>> begin Given records

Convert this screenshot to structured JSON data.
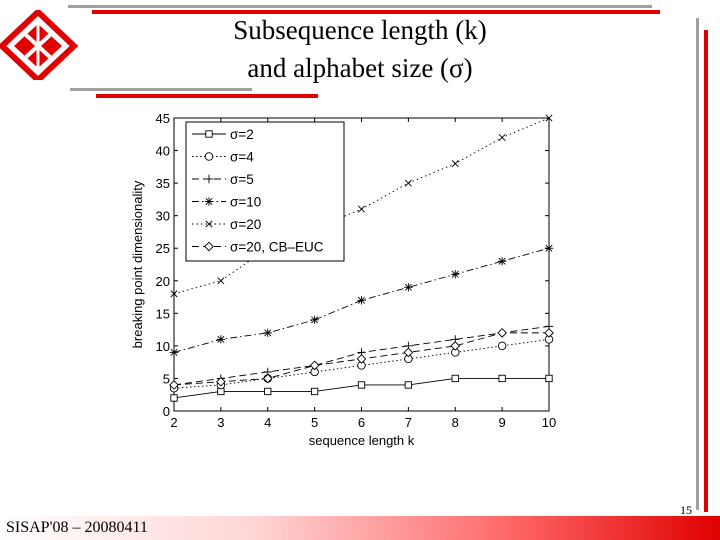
{
  "slide": {
    "title_line1": "Subsequence length (k)",
    "title_line2": "and alphabet size (σ)",
    "footer": "SISAP'08 – 20080411",
    "page_number": "15",
    "accent_color": "#e00000",
    "rule_gray": "#a0a0a0"
  },
  "logo": {
    "icon": "diamond-logo-icon"
  },
  "chart_data": {
    "type": "line",
    "xlabel": "sequence length k",
    "ylabel": "breaking point dimensionality",
    "xlim": [
      2,
      10
    ],
    "ylim": [
      0,
      45
    ],
    "x_ticks": [
      2,
      3,
      4,
      5,
      6,
      7,
      8,
      9,
      10
    ],
    "y_ticks": [
      0,
      5,
      10,
      15,
      20,
      25,
      30,
      35,
      40,
      45
    ],
    "legend_position": "top-left",
    "grid": false,
    "x": [
      2,
      3,
      4,
      5,
      6,
      7,
      8,
      9,
      10
    ],
    "series": [
      {
        "name": "σ=2",
        "marker": "square",
        "dash": "",
        "values": [
          2,
          3,
          3,
          3,
          4,
          4,
          5,
          5,
          5
        ]
      },
      {
        "name": "σ=4",
        "marker": "circle",
        "dash": "1.5 2.5",
        "values": [
          3.5,
          4,
          5,
          6,
          7,
          8,
          9,
          10,
          11
        ]
      },
      {
        "name": "σ=5",
        "marker": "plus",
        "dash": "7 4",
        "values": [
          4,
          5,
          6,
          7,
          9,
          10,
          11,
          12,
          13
        ]
      },
      {
        "name": "σ=10",
        "marker": "star",
        "dash": "7 3 1.5 3",
        "values": [
          9,
          11,
          12,
          14,
          17,
          19,
          21,
          23,
          25
        ]
      },
      {
        "name": "σ=20",
        "marker": "x",
        "dash": "1.5 3",
        "values": [
          18,
          20,
          25,
          28,
          31,
          35,
          38,
          42,
          45
        ]
      },
      {
        "name": "σ=20, CB–EUC",
        "marker": "diamond",
        "dash": "7 4",
        "values": [
          4,
          4.5,
          5,
          7,
          8,
          9,
          10,
          12,
          12
        ]
      }
    ]
  }
}
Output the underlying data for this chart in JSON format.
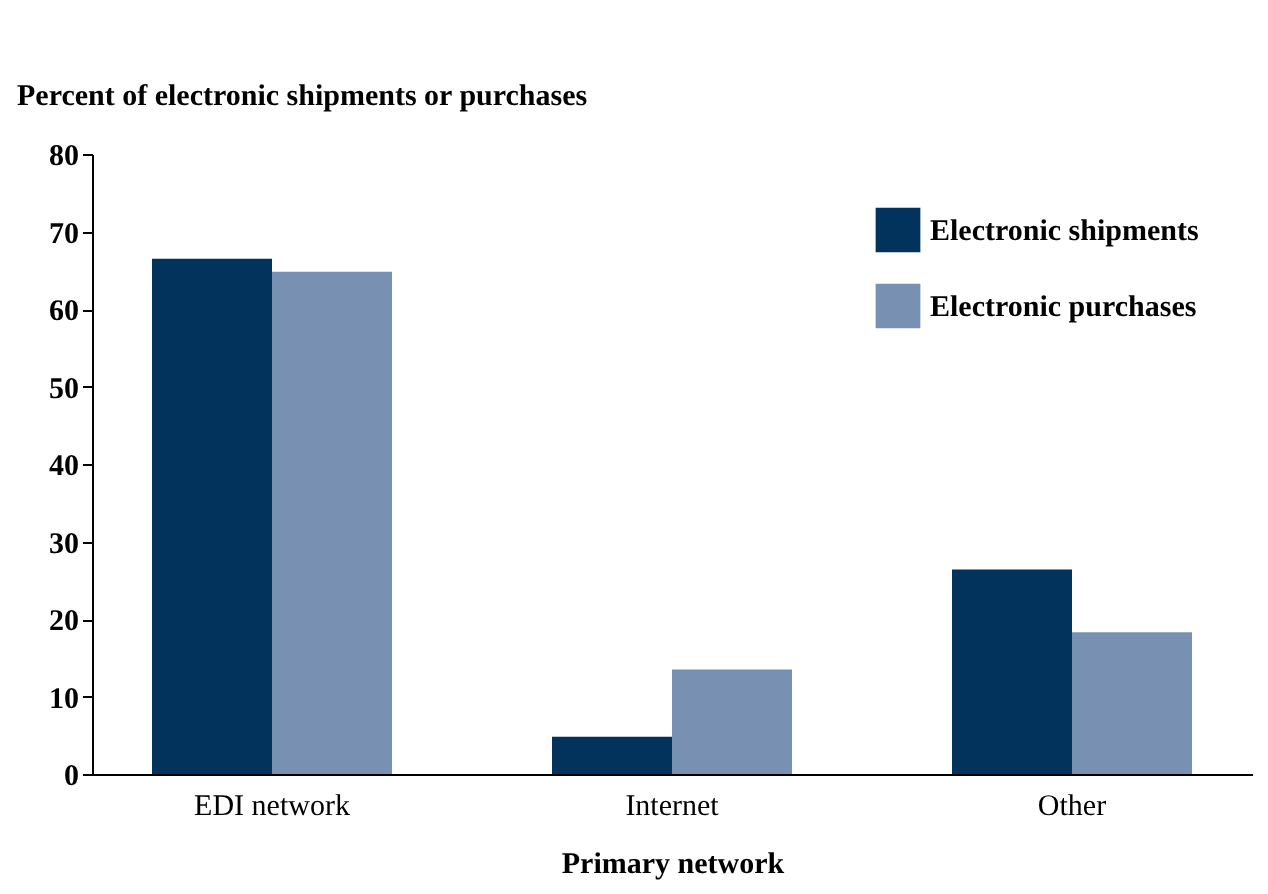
{
  "chart_data": {
    "type": "bar",
    "ylabel": "Percent of electronic shipments or purchases",
    "xlabel": "Primary network",
    "categories": [
      "EDI network",
      "Internet",
      "Other"
    ],
    "series": [
      {
        "name": "Electronic shipments",
        "color": "#01335c",
        "values": [
          66.5,
          4.8,
          26.4
        ]
      },
      {
        "name": "Electronic purchases",
        "color": "#7890b2",
        "values": [
          64.8,
          13.5,
          18.3
        ]
      }
    ],
    "ylim": [
      0,
      80
    ],
    "yticks": [
      0,
      10,
      20,
      30,
      40,
      50,
      60,
      70,
      80
    ],
    "grid": false,
    "legend": "top right"
  }
}
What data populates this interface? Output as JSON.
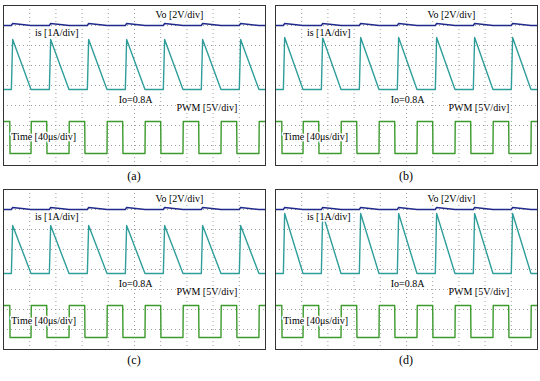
{
  "chart_data": [
    {
      "type": "line",
      "title": "(a)",
      "grid": true,
      "tick_labels": false,
      "xlim": [
        0,
        10
      ],
      "ylim": [
        0,
        8
      ],
      "xticks": [
        0,
        1,
        2,
        3,
        4,
        5,
        6,
        7,
        8,
        9,
        10
      ],
      "yticks": [
        0,
        1,
        2,
        3,
        4,
        5,
        6,
        7,
        8
      ],
      "annotations": [
        "Vo [2V/div]",
        "is [1A/div]",
        "Io=0.8A",
        "PWM [5V/div]",
        "Time [40μs/div]"
      ],
      "x": [
        0,
        0.24,
        0.25,
        0.3,
        0.35,
        1.05,
        1.06,
        1.65,
        1.66,
        1.75,
        1.8,
        2.5,
        2.51,
        3.1,
        3.11,
        3.2,
        3.25,
        3.95,
        3.96,
        4.55,
        4.56,
        4.65,
        4.7,
        5.4,
        5.41,
        6.0,
        6.01,
        6.1,
        6.15,
        6.85,
        6.86,
        7.45,
        7.46,
        7.55,
        7.6,
        8.3,
        8.31,
        8.9,
        8.91,
        9.0,
        9.05,
        9.75,
        9.76,
        10
      ],
      "series": [
        {
          "name": "Vo",
          "color": "#1f2a8a",
          "values": [
            7,
            7,
            7,
            7,
            7.1,
            7,
            7,
            7,
            7,
            7,
            7.1,
            7,
            7,
            7,
            7,
            7,
            7.1,
            7,
            7,
            7,
            7,
            7,
            7.1,
            7,
            7,
            7,
            7,
            7,
            7.1,
            7,
            7,
            7,
            7,
            7,
            7.1,
            7,
            7,
            7,
            7,
            7,
            7.1,
            7,
            7,
            7
          ]
        },
        {
          "name": "is",
          "color": "#2f9e9a",
          "values": [
            3.8,
            3.8,
            3.8,
            3.8,
            6.3,
            3.8,
            3.8,
            3.8,
            3.8,
            3.8,
            6.3,
            3.8,
            3.8,
            3.8,
            3.8,
            3.8,
            6.3,
            3.8,
            3.8,
            3.8,
            3.8,
            3.8,
            6.3,
            3.8,
            3.8,
            3.8,
            3.8,
            3.8,
            6.3,
            3.8,
            3.8,
            3.8,
            3.8,
            3.8,
            6.3,
            3.8,
            3.8,
            3.8,
            3.8,
            3.8,
            6.3,
            3.8,
            3.8,
            3.8
          ]
        },
        {
          "name": "PWM",
          "color": "#3c9a2c",
          "values": [
            2.2,
            2.2,
            0.6,
            0.6,
            0.6,
            0.6,
            2.2,
            2.2,
            0.6,
            0.6,
            0.6,
            0.6,
            2.2,
            2.2,
            0.6,
            0.6,
            0.6,
            0.6,
            2.2,
            2.2,
            0.6,
            0.6,
            0.6,
            0.6,
            2.2,
            2.2,
            0.6,
            0.6,
            0.6,
            0.6,
            2.2,
            2.2,
            0.6,
            0.6,
            0.6,
            0.6,
            2.2,
            2.2,
            0.6,
            0.6,
            0.6,
            0.6,
            2.2,
            2.2
          ]
        }
      ]
    },
    {
      "type": "line",
      "title": "(b)",
      "grid": true,
      "tick_labels": false,
      "xlim": [
        0,
        10
      ],
      "ylim": [
        0,
        8
      ],
      "xticks": [
        0,
        1,
        2,
        3,
        4,
        5,
        6,
        7,
        8,
        9,
        10
      ],
      "yticks": [
        0,
        1,
        2,
        3,
        4,
        5,
        6,
        7,
        8
      ],
      "annotations": [
        "Vo [2V/div]",
        "is [1A/div]",
        "Io=0.8A",
        "PWM [5V/div]",
        "Time [40μs/div]"
      ],
      "x": [
        0,
        0.24,
        0.25,
        0.3,
        0.35,
        1.05,
        1.06,
        1.65,
        1.66,
        1.75,
        1.8,
        2.5,
        2.51,
        3.1,
        3.11,
        3.2,
        3.25,
        3.95,
        3.96,
        4.55,
        4.56,
        4.65,
        4.7,
        5.4,
        5.41,
        6.0,
        6.01,
        6.1,
        6.15,
        6.85,
        6.86,
        7.45,
        7.46,
        7.55,
        7.6,
        8.3,
        8.31,
        8.9,
        8.91,
        9.0,
        9.05,
        9.75,
        9.76,
        10
      ],
      "series": [
        {
          "name": "Vo",
          "color": "#1f2a8a",
          "values": [
            7,
            7,
            7,
            7,
            7.1,
            7,
            7,
            7,
            7,
            7,
            7.1,
            7,
            7,
            7,
            7,
            7,
            7.1,
            7,
            7,
            7,
            7,
            7,
            7.1,
            7,
            7,
            7,
            7,
            7,
            7.1,
            7,
            7,
            7,
            7,
            7,
            7.1,
            7,
            7,
            7,
            7,
            7,
            7.1,
            7,
            7,
            7
          ]
        },
        {
          "name": "is",
          "color": "#2f9e9a",
          "values": [
            3.8,
            3.8,
            3.8,
            3.8,
            6.4,
            3.8,
            3.8,
            3.8,
            3.8,
            3.8,
            6.4,
            3.8,
            3.8,
            3.8,
            3.8,
            3.8,
            6.4,
            3.8,
            3.8,
            3.8,
            3.8,
            3.8,
            6.4,
            3.8,
            3.8,
            3.8,
            3.8,
            3.8,
            6.4,
            3.8,
            3.8,
            3.8,
            3.8,
            3.8,
            6.4,
            3.8,
            3.8,
            3.8,
            3.8,
            3.8,
            6.4,
            3.8,
            3.8,
            3.8
          ]
        },
        {
          "name": "PWM",
          "color": "#3c9a2c",
          "values": [
            2.2,
            2.2,
            0.6,
            0.6,
            0.6,
            0.6,
            2.2,
            2.2,
            0.6,
            0.6,
            0.6,
            0.6,
            2.2,
            2.2,
            0.6,
            0.6,
            0.6,
            0.6,
            2.2,
            2.2,
            0.6,
            0.6,
            0.6,
            0.6,
            2.2,
            2.2,
            0.6,
            0.6,
            0.6,
            0.6,
            2.2,
            2.2,
            0.6,
            0.6,
            0.6,
            0.6,
            2.2,
            2.2,
            0.6,
            0.6,
            0.6,
            0.6,
            2.2,
            2.2
          ]
        }
      ]
    },
    {
      "type": "line",
      "title": "(c)",
      "grid": true,
      "tick_labels": false,
      "xlim": [
        0,
        10
      ],
      "ylim": [
        0,
        8
      ],
      "xticks": [
        0,
        1,
        2,
        3,
        4,
        5,
        6,
        7,
        8,
        9,
        10
      ],
      "yticks": [
        0,
        1,
        2,
        3,
        4,
        5,
        6,
        7,
        8
      ],
      "annotations": [
        "Vo [2V/div]",
        "is [1A/div]",
        "Io=0.8A",
        "PWM [5V/div]",
        "Time [40μs/div]"
      ],
      "x": [
        0,
        0.24,
        0.25,
        0.3,
        0.35,
        1.05,
        1.06,
        1.65,
        1.66,
        1.75,
        1.8,
        2.5,
        2.51,
        3.1,
        3.11,
        3.2,
        3.25,
        3.95,
        3.96,
        4.55,
        4.56,
        4.65,
        4.7,
        5.4,
        5.41,
        6.0,
        6.01,
        6.1,
        6.15,
        6.85,
        6.86,
        7.45,
        7.46,
        7.55,
        7.6,
        8.3,
        8.31,
        8.9,
        8.91,
        9.0,
        9.05,
        9.75,
        9.76,
        10
      ],
      "series": [
        {
          "name": "Vo",
          "color": "#1f2a8a",
          "values": [
            7,
            7,
            7,
            7,
            7.1,
            7,
            7,
            7,
            7,
            7,
            7.1,
            7,
            7,
            7,
            7,
            7,
            7.1,
            7,
            7,
            7,
            7,
            7,
            7.1,
            7,
            7,
            7,
            7,
            7,
            7.1,
            7,
            7,
            7,
            7,
            7,
            7.1,
            7,
            7,
            7,
            7,
            7,
            7.1,
            7,
            7,
            7
          ]
        },
        {
          "name": "is",
          "color": "#2f9e9a",
          "values": [
            3.8,
            3.8,
            3.8,
            3.8,
            6.2,
            3.8,
            3.8,
            3.8,
            3.8,
            3.8,
            6.2,
            3.8,
            3.8,
            3.8,
            3.8,
            3.8,
            6.2,
            3.8,
            3.8,
            3.8,
            3.8,
            3.8,
            6.2,
            3.8,
            3.8,
            3.8,
            3.8,
            3.8,
            6.2,
            3.8,
            3.8,
            3.8,
            3.8,
            3.8,
            6.2,
            3.8,
            3.8,
            3.8,
            3.8,
            3.8,
            6.2,
            3.8,
            3.8,
            3.8
          ]
        },
        {
          "name": "PWM",
          "color": "#3c9a2c",
          "values": [
            2.2,
            2.2,
            0.6,
            0.6,
            0.6,
            0.6,
            2.2,
            2.2,
            0.6,
            0.6,
            0.6,
            0.6,
            2.2,
            2.2,
            0.6,
            0.6,
            0.6,
            0.6,
            2.2,
            2.2,
            0.6,
            0.6,
            0.6,
            0.6,
            2.2,
            2.2,
            0.6,
            0.6,
            0.6,
            0.6,
            2.2,
            2.2,
            0.6,
            0.6,
            0.6,
            0.6,
            2.2,
            2.2,
            0.6,
            0.6,
            0.6,
            0.6,
            2.2,
            2.2
          ]
        }
      ]
    },
    {
      "type": "line",
      "title": "(d)",
      "grid": true,
      "tick_labels": false,
      "xlim": [
        0,
        10
      ],
      "ylim": [
        0,
        8
      ],
      "xticks": [
        0,
        1,
        2,
        3,
        4,
        5,
        6,
        7,
        8,
        9,
        10
      ],
      "yticks": [
        0,
        1,
        2,
        3,
        4,
        5,
        6,
        7,
        8
      ],
      "annotations": [
        "Vo [2V/div]",
        "is [1A/div]",
        "Io=0.8A",
        "PWM [5V/div]",
        "Time [40μs/div]"
      ],
      "x": [
        0,
        0.24,
        0.25,
        0.3,
        0.35,
        1.05,
        1.06,
        1.65,
        1.66,
        1.75,
        1.8,
        2.5,
        2.51,
        3.1,
        3.11,
        3.2,
        3.25,
        3.95,
        3.96,
        4.55,
        4.56,
        4.65,
        4.7,
        5.4,
        5.41,
        6.0,
        6.01,
        6.1,
        6.15,
        6.85,
        6.86,
        7.45,
        7.46,
        7.55,
        7.6,
        8.3,
        8.31,
        8.9,
        8.91,
        9.0,
        9.05,
        9.75,
        9.76,
        10
      ],
      "series": [
        {
          "name": "Vo",
          "color": "#1f2a8a",
          "values": [
            7,
            7,
            7,
            7,
            7.1,
            7,
            7,
            7,
            7,
            7,
            7.1,
            7,
            7,
            7,
            7,
            7,
            7.1,
            7,
            7,
            7,
            7,
            7,
            7.1,
            7,
            7,
            7,
            7,
            7,
            7.1,
            7,
            7,
            7,
            7,
            7,
            7.1,
            7,
            7,
            7,
            7,
            7,
            7.1,
            7,
            7,
            7
          ]
        },
        {
          "name": "is",
          "color": "#2f9e9a",
          "values": [
            3.8,
            3.8,
            3.8,
            3.8,
            6.8,
            3.8,
            3.8,
            3.8,
            3.8,
            3.8,
            6.8,
            3.8,
            3.8,
            3.8,
            3.8,
            3.8,
            6.8,
            3.8,
            3.8,
            3.8,
            3.8,
            3.8,
            6.8,
            3.8,
            3.8,
            3.8,
            3.8,
            3.8,
            6.8,
            3.8,
            3.8,
            3.8,
            3.8,
            3.8,
            6.8,
            3.8,
            3.8,
            3.8,
            3.8,
            3.8,
            6.8,
            3.8,
            3.8,
            3.8
          ]
        },
        {
          "name": "PWM",
          "color": "#3c9a2c",
          "values": [
            2.2,
            2.2,
            0.6,
            0.6,
            0.6,
            0.6,
            2.2,
            2.2,
            0.6,
            0.6,
            0.6,
            0.6,
            2.2,
            2.2,
            0.6,
            0.6,
            0.6,
            0.6,
            2.2,
            2.2,
            0.6,
            0.6,
            0.6,
            0.6,
            2.2,
            2.2,
            0.6,
            0.6,
            0.6,
            0.6,
            2.2,
            2.2,
            0.6,
            0.6,
            0.6,
            0.6,
            2.2,
            2.2,
            0.6,
            0.6,
            0.6,
            0.6,
            2.2,
            2.2
          ]
        }
      ]
    }
  ]
}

>> end Given records

Copy all lines from the data that hold the word "shipments".

    "ylabel": "Percent of electronic shipments or purchases",
        "name": "Electronic shipments",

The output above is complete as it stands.